▶ [WHAT IS ASKED]: Will you transcribe all the entries word for word, skipping the pictures they hold?

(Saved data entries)
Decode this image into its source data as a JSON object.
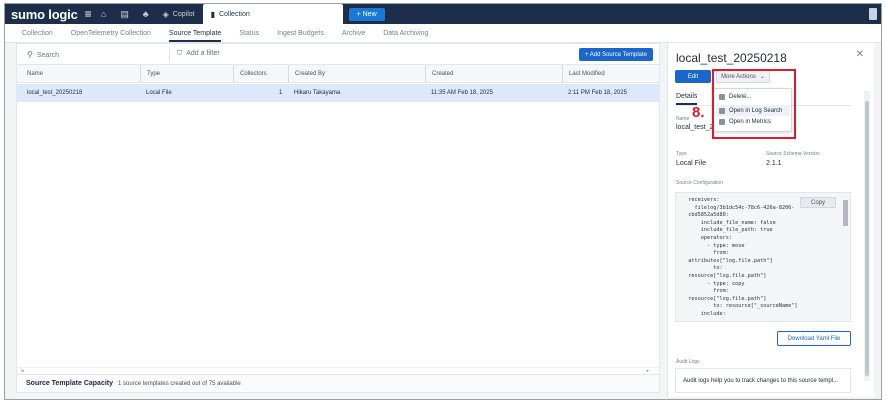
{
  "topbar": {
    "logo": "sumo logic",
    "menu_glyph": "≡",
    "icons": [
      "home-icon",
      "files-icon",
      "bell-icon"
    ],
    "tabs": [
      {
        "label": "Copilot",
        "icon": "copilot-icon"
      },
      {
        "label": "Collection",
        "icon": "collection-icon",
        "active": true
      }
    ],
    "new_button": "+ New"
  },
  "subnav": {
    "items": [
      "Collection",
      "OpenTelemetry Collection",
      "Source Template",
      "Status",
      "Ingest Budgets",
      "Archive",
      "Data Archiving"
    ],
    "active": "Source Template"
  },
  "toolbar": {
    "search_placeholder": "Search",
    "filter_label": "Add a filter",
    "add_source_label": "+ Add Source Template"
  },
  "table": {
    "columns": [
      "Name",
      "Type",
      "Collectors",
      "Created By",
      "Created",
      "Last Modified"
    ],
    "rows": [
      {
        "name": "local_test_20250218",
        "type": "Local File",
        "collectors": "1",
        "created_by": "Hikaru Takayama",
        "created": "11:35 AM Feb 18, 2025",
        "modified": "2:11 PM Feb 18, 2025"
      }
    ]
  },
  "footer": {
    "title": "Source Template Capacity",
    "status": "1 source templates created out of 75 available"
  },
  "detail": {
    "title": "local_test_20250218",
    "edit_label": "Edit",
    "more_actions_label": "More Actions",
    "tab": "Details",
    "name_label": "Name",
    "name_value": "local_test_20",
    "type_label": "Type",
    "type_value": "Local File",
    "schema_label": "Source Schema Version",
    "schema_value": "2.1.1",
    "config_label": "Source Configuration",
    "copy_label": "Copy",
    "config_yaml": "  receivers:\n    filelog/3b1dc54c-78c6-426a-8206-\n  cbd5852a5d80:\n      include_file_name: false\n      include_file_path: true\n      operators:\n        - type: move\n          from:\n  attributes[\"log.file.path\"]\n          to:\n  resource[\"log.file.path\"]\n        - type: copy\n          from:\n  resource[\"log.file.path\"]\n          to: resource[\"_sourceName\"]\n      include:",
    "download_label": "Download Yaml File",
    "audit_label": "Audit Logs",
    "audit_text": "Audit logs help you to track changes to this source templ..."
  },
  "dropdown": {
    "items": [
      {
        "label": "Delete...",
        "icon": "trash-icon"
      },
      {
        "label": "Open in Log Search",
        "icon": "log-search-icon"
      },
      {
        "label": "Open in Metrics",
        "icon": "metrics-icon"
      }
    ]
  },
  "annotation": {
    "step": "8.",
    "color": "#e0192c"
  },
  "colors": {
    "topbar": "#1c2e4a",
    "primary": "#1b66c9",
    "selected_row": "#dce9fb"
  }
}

▶ [ANSWER TO THE PROBLEM]:
Decode this image into its source data as a JSON object.
{
  "topbar": {
    "logo": "sumo logic",
    "menu_glyph": "≡",
    "icons": [
      "home-icon",
      "files-icon",
      "bell-icon"
    ],
    "tabs": [
      {
        "label": "Copilot",
        "icon": "copilot-icon"
      },
      {
        "label": "Collection",
        "icon": "collection-icon",
        "active": true
      }
    ],
    "new_button": "+ New"
  },
  "subnav": {
    "items": [
      "Collection",
      "OpenTelemetry Collection",
      "Source Template",
      "Status",
      "Ingest Budgets",
      "Archive",
      "Data Archiving"
    ],
    "active": "Source Template"
  },
  "toolbar": {
    "search_placeholder": "Search",
    "filter_label": "Add a filter",
    "add_source_label": "+ Add Source Template"
  },
  "table": {
    "columns": [
      "Name",
      "Type",
      "Collectors",
      "Created By",
      "Created",
      "Last Modified"
    ],
    "rows": [
      {
        "name": "local_test_20250218",
        "type": "Local File",
        "collectors": "1",
        "created_by": "Hikaru Takayama",
        "created": "11:35 AM Feb 18, 2025",
        "modified": "2:11 PM Feb 18, 2025"
      }
    ]
  },
  "footer": {
    "title": "Source Template Capacity",
    "status": "1 source templates created out of 75 available"
  },
  "detail": {
    "title": "local_test_20250218",
    "edit_label": "Edit",
    "more_actions_label": "More Actions",
    "tab": "Details",
    "name_label": "Name",
    "name_value": "local_test_20",
    "type_label": "Type",
    "type_value": "Local File",
    "schema_label": "Source Schema Version",
    "schema_value": "2.1.1",
    "config_label": "Source Configuration",
    "copy_label": "Copy",
    "config_yaml": "  receivers:\n    filelog/3b1dc54c-78c6-426a-8206-\n  cbd5852a5d80:\n      include_file_name: false\n      include_file_path: true\n      operators:\n        - type: move\n          from:\n  attributes[\"log.file.path\"]\n          to:\n  resource[\"log.file.path\"]\n        - type: copy\n          from:\n  resource[\"log.file.path\"]\n          to: resource[\"_sourceName\"]\n      include:",
    "download_label": "Download Yaml File",
    "audit_label": "Audit Logs",
    "audit_text": "Audit logs help you to track changes to this source templ..."
  },
  "dropdown": {
    "items": [
      {
        "label": "Delete...",
        "icon": "trash-icon"
      },
      {
        "label": "Open in Log Search",
        "icon": "log-search-icon"
      },
      {
        "label": "Open in Metrics",
        "icon": "metrics-icon"
      }
    ]
  },
  "annotation": {
    "step": "8.",
    "color": "#e0192c"
  },
  "colors": {
    "topbar": "#1c2e4a",
    "primary": "#1b66c9",
    "selected_row": "#dce9fb"
  }
}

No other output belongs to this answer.